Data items

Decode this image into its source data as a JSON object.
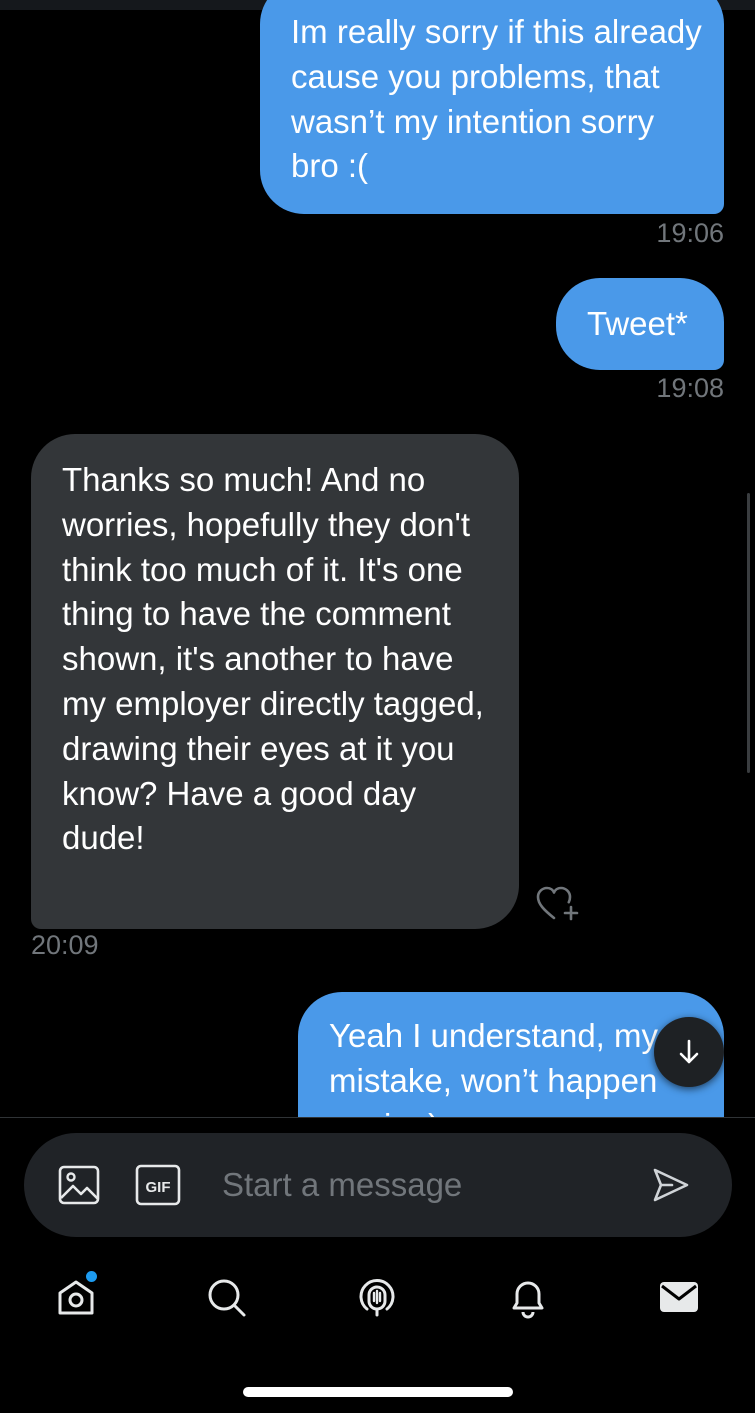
{
  "messages": [
    {
      "direction": "outgoing",
      "text": "Im really sorry if this already cause you problems, that wasn’t my intention sorry bro :(",
      "time": "19:06"
    },
    {
      "direction": "outgoing",
      "text": "Tweet*",
      "time": "19:08"
    },
    {
      "direction": "incoming",
      "text": "Thanks so much! And no worries, hopefully they don't think too much of it. It's one thing to have the comment shown, it's another to have my employer directly tagged, drawing their eyes at it you know? Have a good day dude!",
      "time": "20:09"
    },
    {
      "direction": "outgoing",
      "text": "Yeah I understand, my mistake, won’t happen again :)",
      "time": ""
    }
  ],
  "composer": {
    "placeholder": "Start a message",
    "gif_label": "GIF",
    "media_icon": "image-icon",
    "send_icon": "send-icon"
  },
  "tabbar": {
    "items": [
      {
        "icon": "home-icon",
        "has_badge": true
      },
      {
        "icon": "search-icon"
      },
      {
        "icon": "spaces-icon"
      },
      {
        "icon": "bell-icon"
      },
      {
        "icon": "envelope-icon"
      }
    ]
  },
  "colors": {
    "background": "#000000",
    "outgoing_bubble": "#4a99e9",
    "incoming_bubble": "#333639",
    "timestamp": "#71767b",
    "accent": "#1d9bf0",
    "composer_bg": "#202327"
  }
}
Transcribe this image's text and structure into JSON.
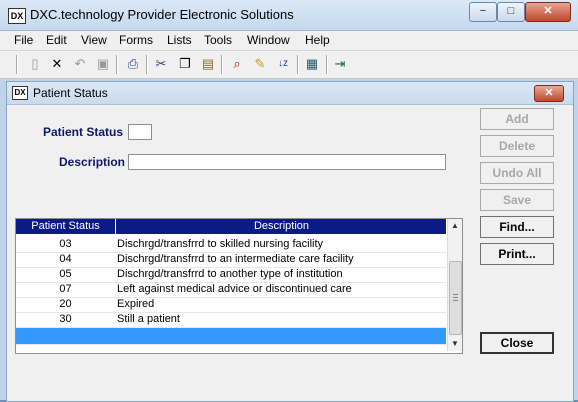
{
  "app": {
    "title": "DXC.technology Provider Electronic Solutions",
    "icon_text": "DX",
    "window_buttons": {
      "minimize": "−",
      "maximize": "□",
      "close": "✕"
    }
  },
  "menu": {
    "items": [
      "File",
      "Edit",
      "View",
      "Forms",
      "Lists",
      "Tools",
      "Window",
      "Help"
    ]
  },
  "toolbar": {
    "icons": [
      "new-icon",
      "delete-icon",
      "undo-icon",
      "save-icon",
      "print-icon",
      "cut-icon",
      "copy-icon",
      "paste-icon",
      "find-icon",
      "tools-icon",
      "sort-icon",
      "calculator-icon",
      "exit-icon"
    ]
  },
  "child_window": {
    "title": "Patient Status",
    "icon_text": "DX",
    "close_glyph": "✕"
  },
  "form": {
    "patient_status_label": "Patient Status",
    "patient_status_value": "",
    "description_label": "Description",
    "description_value": ""
  },
  "buttons": {
    "add": "Add",
    "delete": "Delete",
    "undo_all": "Undo All",
    "save": "Save",
    "find": "Find...",
    "print": "Print...",
    "close": "Close"
  },
  "grid": {
    "headers": [
      "Patient Status",
      "Description"
    ],
    "rows": [
      {
        "code": "03",
        "description": "Dischrgd/transfrrd to skilled nursing facility"
      },
      {
        "code": "04",
        "description": "Dischrgd/transfrrd to an intermediate care facility"
      },
      {
        "code": "05",
        "description": "Dischrgd/transfrrd to another type of institution"
      },
      {
        "code": "07",
        "description": "Left against medical advice or discontinued care"
      },
      {
        "code": "20",
        "description": "Expired"
      },
      {
        "code": "30",
        "description": "Still a patient"
      }
    ],
    "selected_row": {
      "code": "",
      "description": ""
    }
  },
  "colors": {
    "header_bg": "#0b1a84",
    "selection": "#3399ff",
    "label": "#0a1a6a"
  }
}
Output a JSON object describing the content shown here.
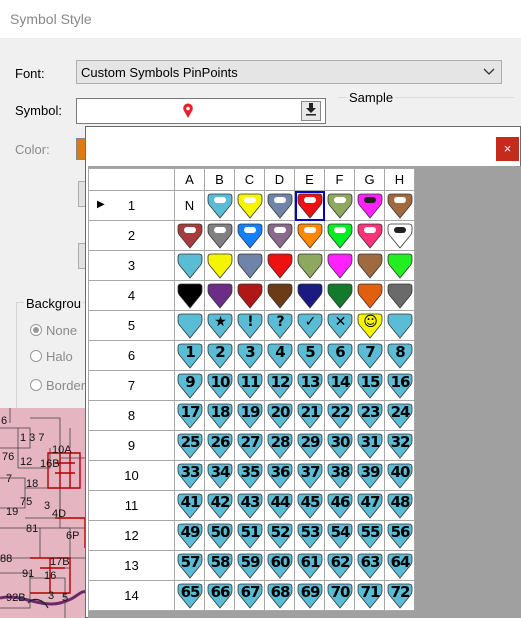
{
  "dialog": {
    "title": "Symbol Style",
    "font_label": "Font:",
    "font_value": "Custom Symbols PinPoints",
    "symbol_label": "Symbol:",
    "sample_label": "Sample",
    "color_label": "Color:",
    "background_label": "Backgrou",
    "radios": [
      "None",
      "Halo",
      "Border"
    ],
    "symbol_color": "#e8202a"
  },
  "map": {
    "labels": [
      "6",
      "1 3 7",
      "76",
      "12",
      "16B",
      "10A",
      "7",
      "18",
      "75",
      "3",
      "19",
      "4D",
      "81",
      "6P",
      "88",
      "91",
      "17B",
      "16",
      "92B",
      "3",
      "5"
    ]
  },
  "picker": {
    "close_glyph": "×",
    "columns": [
      "A",
      "B",
      "C",
      "D",
      "E",
      "F",
      "G",
      "H"
    ],
    "rows": [
      {
        "label": "1",
        "cells": [
          {
            "t": "N"
          },
          {
            "c": "#5bbcd6",
            "d": "#ffffff"
          },
          {
            "c": "#f5f500",
            "d": "#ffffff"
          },
          {
            "c": "#6f84a8",
            "d": "#ffffff"
          },
          {
            "c": "#ee1111",
            "d": "#ffffff"
          },
          {
            "c": "#8fa85f",
            "d": "#ffffff"
          },
          {
            "c": "#ff22ff",
            "d": "#222222"
          },
          {
            "c": "#a06a40",
            "d": "#ffffff"
          }
        ]
      },
      {
        "label": "2",
        "cells": [
          {
            "c": "#a83c3c",
            "d": "#ffffff"
          },
          {
            "c": "#808080",
            "d": "#ffffff"
          },
          {
            "c": "#1580ff",
            "d": "#ffffff"
          },
          {
            "c": "#8a6a8a",
            "d": "#ffffff"
          },
          {
            "c": "#ff8800",
            "d": "#ffffff"
          },
          {
            "c": "#00ee22",
            "d": "#ffffff"
          },
          {
            "c": "#ff3377",
            "d": "#ffffff"
          },
          {
            "c": "#ffffff",
            "d": "#222222"
          }
        ]
      },
      {
        "label": "3",
        "cells": [
          {
            "c": "#5bbcd6"
          },
          {
            "c": "#f5f500"
          },
          {
            "c": "#6f84a8"
          },
          {
            "c": "#ee1111"
          },
          {
            "c": "#8fa85f"
          },
          {
            "c": "#ff22ff"
          },
          {
            "c": "#a06a40"
          },
          {
            "c": "#22ee22"
          }
        ]
      },
      {
        "label": "4",
        "cells": [
          {
            "c": "#000000"
          },
          {
            "c": "#6b2d86"
          },
          {
            "c": "#b01818"
          },
          {
            "c": "#6b3b18"
          },
          {
            "c": "#1a1a80"
          },
          {
            "c": "#127a2a"
          },
          {
            "c": "#e06010"
          },
          {
            "c": "#6a6a6a"
          }
        ]
      },
      {
        "label": "5",
        "cells": [
          {
            "c": "#5bbcd6",
            "s": ""
          },
          {
            "c": "#5bbcd6",
            "s": "★"
          },
          {
            "c": "#5bbcd6",
            "s": "!"
          },
          {
            "c": "#5bbcd6",
            "s": "?"
          },
          {
            "c": "#5bbcd6",
            "s": "✓"
          },
          {
            "c": "#5bbcd6",
            "s": "✕"
          },
          {
            "c": "#f5f500",
            "s": "☺"
          },
          {
            "c": "#5bbcd6",
            "s": ""
          }
        ]
      },
      {
        "label": "6",
        "cells": [
          {
            "n": "1"
          },
          {
            "n": "2"
          },
          {
            "n": "3"
          },
          {
            "n": "4"
          },
          {
            "n": "5"
          },
          {
            "n": "6"
          },
          {
            "n": "7"
          },
          {
            "n": "8"
          }
        ]
      },
      {
        "label": "7",
        "cells": [
          {
            "n": "9"
          },
          {
            "n": "10"
          },
          {
            "n": "11"
          },
          {
            "n": "12"
          },
          {
            "n": "13"
          },
          {
            "n": "14"
          },
          {
            "n": "15"
          },
          {
            "n": "16"
          }
        ]
      },
      {
        "label": "8",
        "cells": [
          {
            "n": "17"
          },
          {
            "n": "18"
          },
          {
            "n": "19"
          },
          {
            "n": "20"
          },
          {
            "n": "21"
          },
          {
            "n": "22"
          },
          {
            "n": "23"
          },
          {
            "n": "24"
          }
        ]
      },
      {
        "label": "9",
        "cells": [
          {
            "n": "25"
          },
          {
            "n": "26"
          },
          {
            "n": "27"
          },
          {
            "n": "28"
          },
          {
            "n": "29"
          },
          {
            "n": "30"
          },
          {
            "n": "31"
          },
          {
            "n": "32"
          }
        ]
      },
      {
        "label": "10",
        "cells": [
          {
            "n": "33"
          },
          {
            "n": "34"
          },
          {
            "n": "35"
          },
          {
            "n": "36"
          },
          {
            "n": "37"
          },
          {
            "n": "38"
          },
          {
            "n": "39"
          },
          {
            "n": "40"
          }
        ]
      },
      {
        "label": "11",
        "cells": [
          {
            "n": "41"
          },
          {
            "n": "42"
          },
          {
            "n": "43"
          },
          {
            "n": "44"
          },
          {
            "n": "45"
          },
          {
            "n": "46"
          },
          {
            "n": "47"
          },
          {
            "n": "48"
          }
        ]
      },
      {
        "label": "12",
        "cells": [
          {
            "n": "49"
          },
          {
            "n": "50"
          },
          {
            "n": "51"
          },
          {
            "n": "52"
          },
          {
            "n": "53"
          },
          {
            "n": "54"
          },
          {
            "n": "55"
          },
          {
            "n": "56"
          }
        ]
      },
      {
        "label": "13",
        "cells": [
          {
            "n": "57"
          },
          {
            "n": "58"
          },
          {
            "n": "59"
          },
          {
            "n": "60"
          },
          {
            "n": "61"
          },
          {
            "n": "62"
          },
          {
            "n": "63"
          },
          {
            "n": "64"
          }
        ]
      },
      {
        "label": "14",
        "cells": [
          {
            "n": "65"
          },
          {
            "n": "66"
          },
          {
            "n": "67"
          },
          {
            "n": "68"
          },
          {
            "n": "69"
          },
          {
            "n": "70"
          },
          {
            "n": "71"
          },
          {
            "n": "72"
          }
        ]
      }
    ],
    "selected": {
      "row": 0,
      "col": 4
    },
    "current_row": 0,
    "number_pin_color": "#5bbcd6"
  }
}
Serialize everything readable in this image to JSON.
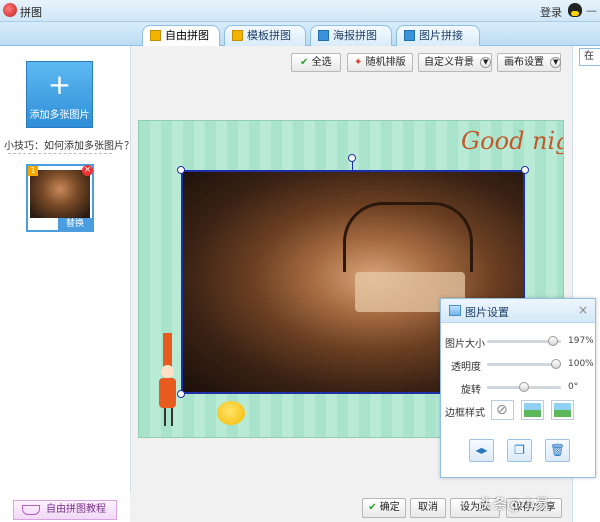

Aim of the task
Copy, from the material above, each line in which the string "transfrrd" occurs.

Solution
        "description": "Dischrgd/transfrrd to skilled nursing facility"
        "description": "Dischrgd/transfrrd to an intermediate care facility"
        "description": "Dischrgd/transfrrd to another type of institution"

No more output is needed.